EXERCISE OBJECTIVE - Each line containing the word "true" must be collected.

TASK MATERIAL -
☆ ☆ ☆ ☆

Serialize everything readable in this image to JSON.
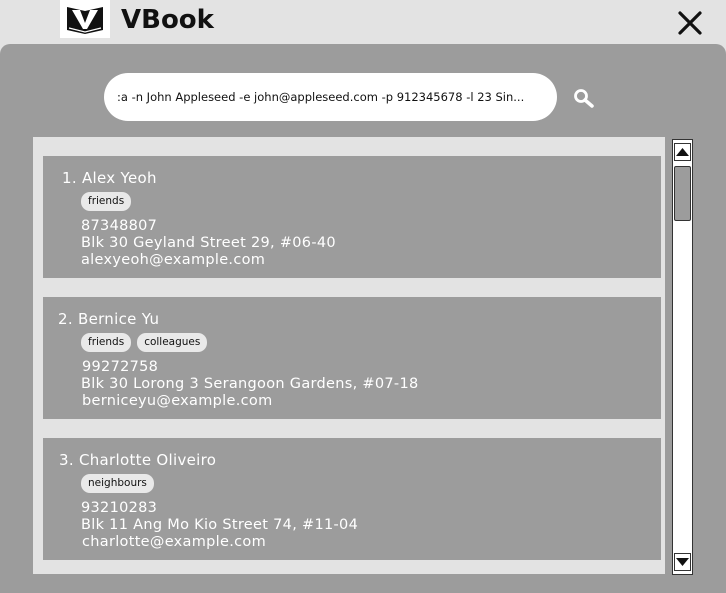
{
  "app": {
    "title": "VBook"
  },
  "search": {
    "command": ":a -n John Appleseed -e john@appleseed.com -p 912345678 -l 23 Sin..."
  },
  "contacts": [
    {
      "name": "1. Alex Yeoh",
      "tags": [
        "friends"
      ],
      "phone": "87348807",
      "address": "Blk 30 Geyland Street 29, #06-40",
      "email": "alexyeoh@example.com"
    },
    {
      "name": "2. Bernice Yu",
      "tags": [
        "friends",
        "colleagues"
      ],
      "phone": "99272758",
      "address": "Blk 30 Lorong 3 Serangoon Gardens, #07-18",
      "email": "berniceyu@example.com"
    },
    {
      "name": "3. Charlotte Oliveiro",
      "tags": [
        "neighbours"
      ],
      "phone": "93210283",
      "address": "Blk 11 Ang Mo Kio Street 74, #11-04",
      "email": "charlotte@example.com"
    }
  ],
  "colors": {
    "background": "#e3e3e3",
    "panel": "#9c9c9c",
    "card": "#9c9c9c",
    "tag": "#e9e9e9",
    "text_on_card": "#ffffff"
  },
  "icons": {
    "logo": "vbook-logo-icon",
    "close": "close-icon",
    "search": "search-icon",
    "scroll_up": "triangle-up-icon",
    "scroll_down": "triangle-down-icon"
  }
}
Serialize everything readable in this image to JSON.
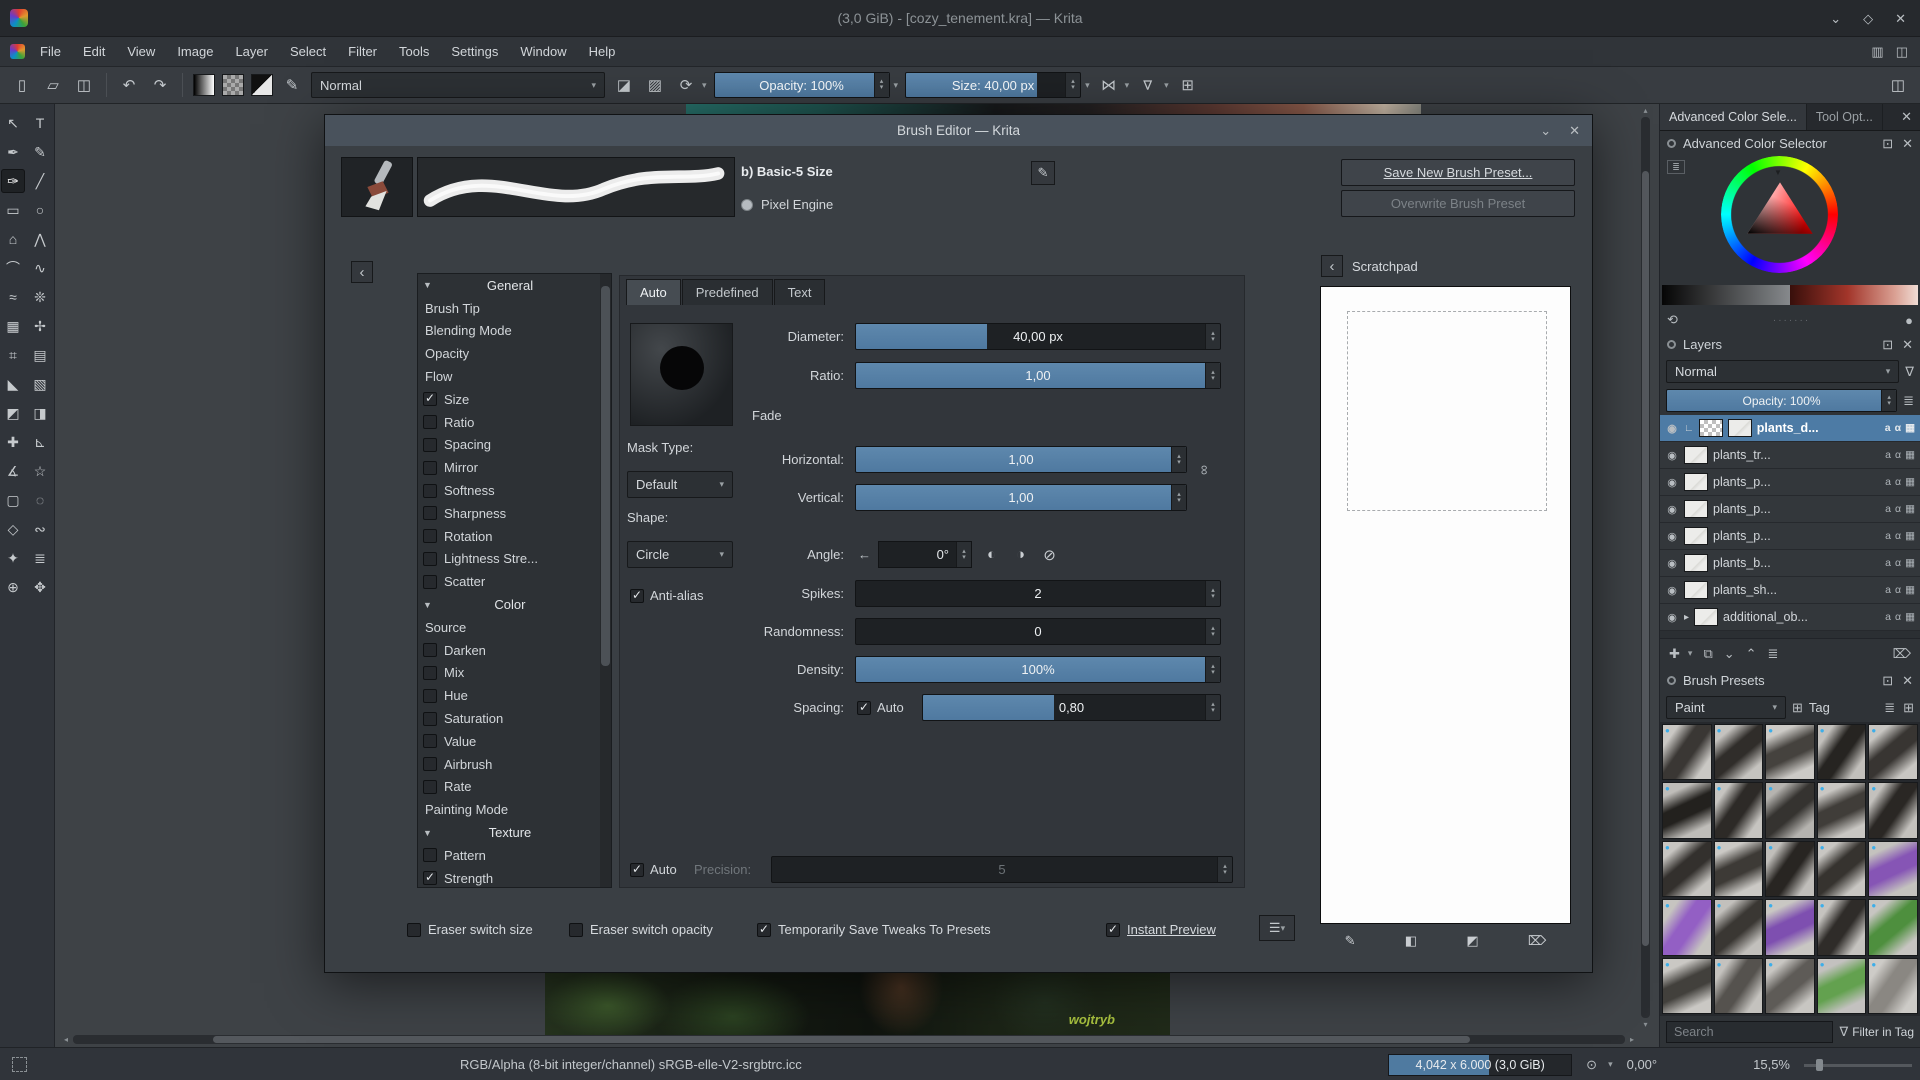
{
  "colors": {
    "accent": "#3daee9",
    "slider_fill": "#5681a7",
    "selection": "#4d7ba5"
  },
  "icons": {
    "newdoc": "▯",
    "open": "▱",
    "save": "◫",
    "undo": "↶",
    "redo": "↷",
    "brush_editor": "✎",
    "eraser": "◪",
    "alpha": "▨",
    "reload": "⟳",
    "mirror": "⋈",
    "mirror_v": "⊳",
    "trim": "⊞",
    "workspace": "◫",
    "panels": "▥",
    "dropdown": "▾",
    "sup": "▴",
    "sdown": "▾",
    "sleft": "◂",
    "sright": "▸",
    "shade": "⌄",
    "maximize": "◇",
    "close": "✕",
    "menu": "☰",
    "float": "⊡",
    "eye": "◉",
    "grid": "▦",
    "caret": "▸",
    "tri": "▼",
    "grip": "·······",
    "plus": "✚",
    "dup": "⧉",
    "arrdown": "⌄",
    "arrup": "⌃",
    "props": "≣",
    "trash": "⌦",
    "pen": "✎",
    "gradsq": "◧",
    "fillsq": "◩",
    "funnel": "∇",
    "tagic": "⊞",
    "listview": "≣",
    "gridview": "⊞",
    "refresh": "⟲",
    "left": "‹",
    "link": "∞",
    "reset_arrow": "←",
    "angle1": "◐",
    "angle2": "◑",
    "angle3": "⊘",
    "rotate": "⊙",
    "droplet": "●"
  },
  "window": {
    "title": "(3,0 GiB) - [cozy_tenement.kra] — Krita"
  },
  "menu": {
    "items": [
      "File",
      "Edit",
      "View",
      "Image",
      "Layer",
      "Select",
      "Filter",
      "Tools",
      "Settings",
      "Window",
      "Help"
    ]
  },
  "toolbar": {
    "blending_mode": "Normal",
    "opacity_label": "Opacity: 100%",
    "opacity_fill": 100,
    "size_label": "Size: 40,00 px",
    "size_fill": 75
  },
  "toolbox": {
    "tools": [
      {
        "name": "shape-select",
        "glyph": "↖"
      },
      {
        "name": "text",
        "glyph": "T"
      },
      {
        "name": "edit-shapes",
        "glyph": "✒"
      },
      {
        "name": "calligraphy",
        "glyph": "✎"
      },
      {
        "name": "freehand-brush",
        "glyph": "✑",
        "selected": true
      },
      {
        "name": "line",
        "glyph": "╱"
      },
      {
        "name": "rectangle",
        "glyph": "▭"
      },
      {
        "name": "ellipse",
        "glyph": "○"
      },
      {
        "name": "polygon",
        "glyph": "⌂"
      },
      {
        "name": "polyline",
        "glyph": "⋀"
      },
      {
        "name": "bezier-curve",
        "glyph": "⌒"
      },
      {
        "name": "freehand-path",
        "glyph": "∿"
      },
      {
        "name": "dynamic-brush",
        "glyph": "≈"
      },
      {
        "name": "multibrush",
        "glyph": "❊"
      },
      {
        "name": "transform",
        "glyph": "▦"
      },
      {
        "name": "move",
        "glyph": "✢"
      },
      {
        "name": "crop",
        "glyph": "⌗"
      },
      {
        "name": "gradient",
        "glyph": "▤"
      },
      {
        "name": "color-sampler",
        "glyph": "◣"
      },
      {
        "name": "pattern-edit",
        "glyph": "▧"
      },
      {
        "name": "fill",
        "glyph": "◩"
      },
      {
        "name": "enclose-fill",
        "glyph": "◨"
      },
      {
        "name": "smart-patch",
        "glyph": "✚"
      },
      {
        "name": "assistants",
        "glyph": "⊾"
      },
      {
        "name": "measure",
        "glyph": "∡"
      },
      {
        "name": "reference-images",
        "glyph": "☆"
      },
      {
        "name": "rect-select",
        "glyph": "▢"
      },
      {
        "name": "ellipse-select",
        "glyph": "◌"
      },
      {
        "name": "polygon-select",
        "glyph": "◇"
      },
      {
        "name": "freehand-select",
        "glyph": "∾"
      },
      {
        "name": "contiguous-select",
        "glyph": "✦"
      },
      {
        "name": "similar-select",
        "glyph": "≣"
      },
      {
        "name": "zoom",
        "glyph": "⊕"
      },
      {
        "name": "pan",
        "glyph": "✥"
      }
    ]
  },
  "canvas": {
    "watermark": "wojtryb"
  },
  "dialog": {
    "title": "Brush Editor — Krita",
    "preset_name": "b) Basic-5 Size",
    "engine": "Pixel Engine",
    "save_new": "Save New Brush Preset...",
    "overwrite": "Overwrite Brush Preset",
    "scratchpad_title": "Scratchpad",
    "tabs": [
      "Auto",
      "Predefined",
      "Text"
    ],
    "options": [
      {
        "t": "h",
        "l": "General"
      },
      {
        "t": "p",
        "l": "Brush Tip"
      },
      {
        "t": "p",
        "l": "Blending Mode"
      },
      {
        "t": "p",
        "l": "Opacity"
      },
      {
        "t": "p",
        "l": "Flow"
      },
      {
        "t": "c",
        "l": "Size",
        "ck": 1
      },
      {
        "t": "c",
        "l": "Ratio"
      },
      {
        "t": "c",
        "l": "Spacing"
      },
      {
        "t": "c",
        "l": "Mirror"
      },
      {
        "t": "c",
        "l": "Softness"
      },
      {
        "t": "c",
        "l": "Sharpness"
      },
      {
        "t": "c",
        "l": "Rotation"
      },
      {
        "t": "c",
        "l": "Lightness Stre..."
      },
      {
        "t": "c",
        "l": "Scatter"
      },
      {
        "t": "h",
        "l": "Color"
      },
      {
        "t": "p",
        "l": "Source"
      },
      {
        "t": "c",
        "l": "Darken"
      },
      {
        "t": "c",
        "l": "Mix"
      },
      {
        "t": "c",
        "l": "Hue"
      },
      {
        "t": "c",
        "l": "Saturation"
      },
      {
        "t": "c",
        "l": "Value"
      },
      {
        "t": "c",
        "l": "Airbrush"
      },
      {
        "t": "c",
        "l": "Rate"
      },
      {
        "t": "p",
        "l": "Painting Mode"
      },
      {
        "t": "h",
        "l": "Texture"
      },
      {
        "t": "c",
        "l": "Pattern"
      },
      {
        "t": "c",
        "l": "Strength",
        "ck": 1
      }
    ],
    "params": {
      "diameter_label": "Diameter:",
      "diameter_value": "40,00 px",
      "diameter_fill": 36,
      "ratio_label": "Ratio:",
      "ratio_value": "1,00",
      "ratio_fill": 100,
      "fade_label": "Fade",
      "horizontal_label": "Horizontal:",
      "horizontal_value": "1,00",
      "horizontal_fill": 100,
      "vertical_label": "Vertical:",
      "vertical_value": "1,00",
      "vertical_fill": 100,
      "mask_type_label": "Mask Type:",
      "mask_type_value": "Default",
      "shape_label": "Shape:",
      "shape_value": "Circle",
      "angle_label": "Angle:",
      "angle_value": "0°",
      "antialias_label": "Anti-alias",
      "spikes_label": "Spikes:",
      "spikes_value": "2",
      "spikes_fill": 0,
      "randomness_label": "Randomness:",
      "randomness_value": "0",
      "randomness_fill": 0,
      "density_label": "Density:",
      "density_value": "100%",
      "density_fill": 100,
      "spacing_label": "Spacing:",
      "spacing_auto": "Auto",
      "spacing_value": "0,80",
      "spacing_fill": 44,
      "auto_label": "Auto",
      "precision_label": "Precision:",
      "precision_value": "5",
      "precision_fill": 0
    },
    "footer": {
      "eraser_size": "Eraser switch size",
      "eraser_opacity": "Eraser switch opacity",
      "tweaks": "Temporarily Save Tweaks To Presets",
      "instant": "Instant Preview"
    }
  },
  "docker": {
    "tab1": "Advanced Color Sele...",
    "tab2": "Tool Opt...",
    "acs_title": "Advanced Color Selector",
    "layers_title": "Layers",
    "layers_blend": "Normal",
    "layers_opacity": "Opacity: 100%",
    "layers_opacity_fill": 100,
    "layers": [
      {
        "name": "plants_d...",
        "selected": true,
        "indent": true,
        "checker": true
      },
      {
        "name": "plants_tr..."
      },
      {
        "name": "plants_p..."
      },
      {
        "name": "plants_p..."
      },
      {
        "name": "plants_p..."
      },
      {
        "name": "plants_b..."
      },
      {
        "name": "plants_sh..."
      },
      {
        "name": "additional_ob...",
        "caret": true
      }
    ],
    "presets_title": "Brush Presets",
    "presets_tag": "Paint",
    "tag_label": "Tag",
    "search_placeholder": "Search",
    "filter_label": "Filter in Tag",
    "presets": [
      {
        "b": "#cac8c4",
        "s": "#3a3734"
      },
      {
        "b": "#c5c3bf",
        "s": "#302d2a"
      },
      {
        "b": "#cccac6",
        "s": "#45423e"
      },
      {
        "b": "#c2c0bc",
        "s": "#262421"
      },
      {
        "b": "#c8c6c2",
        "s": "#383532"
      },
      {
        "b": "#bfbdb9",
        "s": "#23211e"
      },
      {
        "b": "#c6c4c0",
        "s": "#2d2a27"
      },
      {
        "b": "#b5b3af",
        "s": "#353330"
      },
      {
        "b": "#c9c7c3",
        "s": "#403d39"
      },
      {
        "b": "#c3c1bd",
        "s": "#2a2724"
      },
      {
        "b": "#c7c5c1",
        "s": "#33302d"
      },
      {
        "b": "#cbc9c5",
        "s": "#3d3a36"
      },
      {
        "b": "#c0beba",
        "s": "#282522"
      },
      {
        "b": "#c8c6c2",
        "s": "#36332f"
      },
      {
        "b": "#c4c2be",
        "s": "#8655b5"
      },
      {
        "b": "#c6c4c0",
        "s": "#935fc4"
      },
      {
        "b": "#c2c0bc",
        "s": "#3a3733"
      },
      {
        "b": "#c9c7c3",
        "s": "#7e4fb0"
      },
      {
        "b": "#c5c3bf",
        "s": "#2f2c29"
      },
      {
        "b": "#c7c5c1",
        "s": "#4e8f3e"
      },
      {
        "b": "#cac8c4",
        "s": "#42403c"
      },
      {
        "b": "#c4c2be",
        "s": "#55524e"
      },
      {
        "b": "#c8c6c2",
        "s": "#5e5b57"
      },
      {
        "b": "#c3c1bf",
        "s": "#63a14f"
      },
      {
        "b": "#cdcbc7",
        "s": "#8a8782"
      }
    ]
  },
  "statusbar": {
    "profile": "RGB/Alpha (8-bit integer/channel)  sRGB-elle-V2-srgbtrc.icc",
    "size_info": "4,042 x 6.000 (3,0 GiB)",
    "memory_fill": 55,
    "angle": "0,00°",
    "zoom": "15,5%"
  }
}
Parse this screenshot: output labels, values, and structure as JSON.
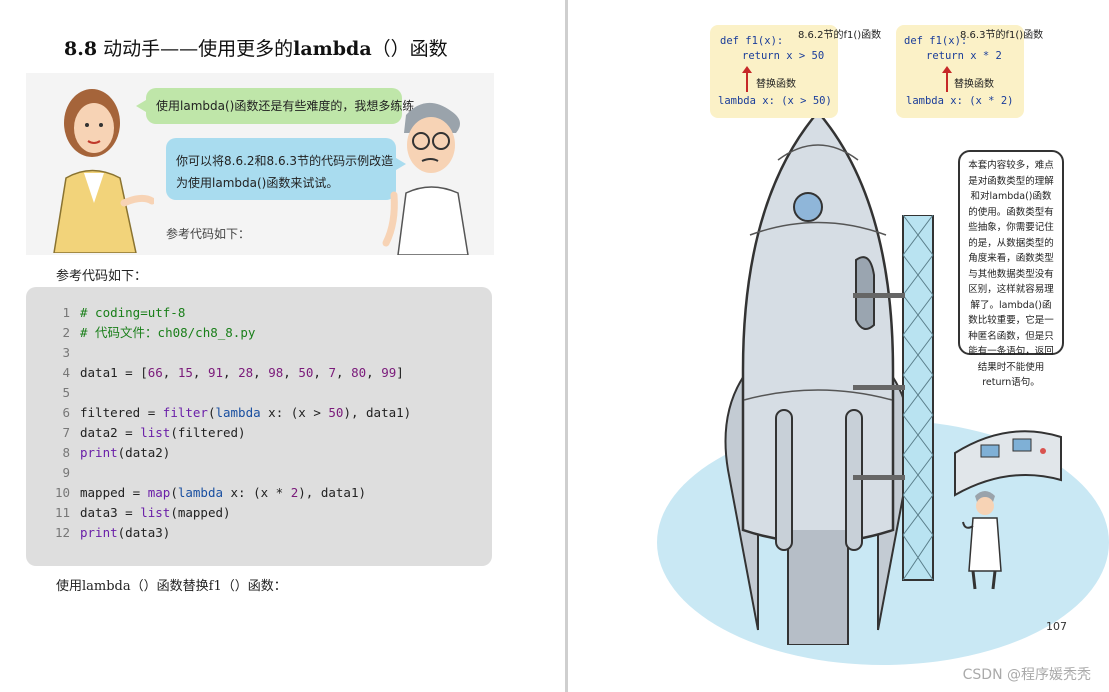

☆ ☆ ☆ ☆

WRITTEN SOLUTION -
        "selected": true
        "selected": true,
        "indent": true,
        "checker": true
        "caret": true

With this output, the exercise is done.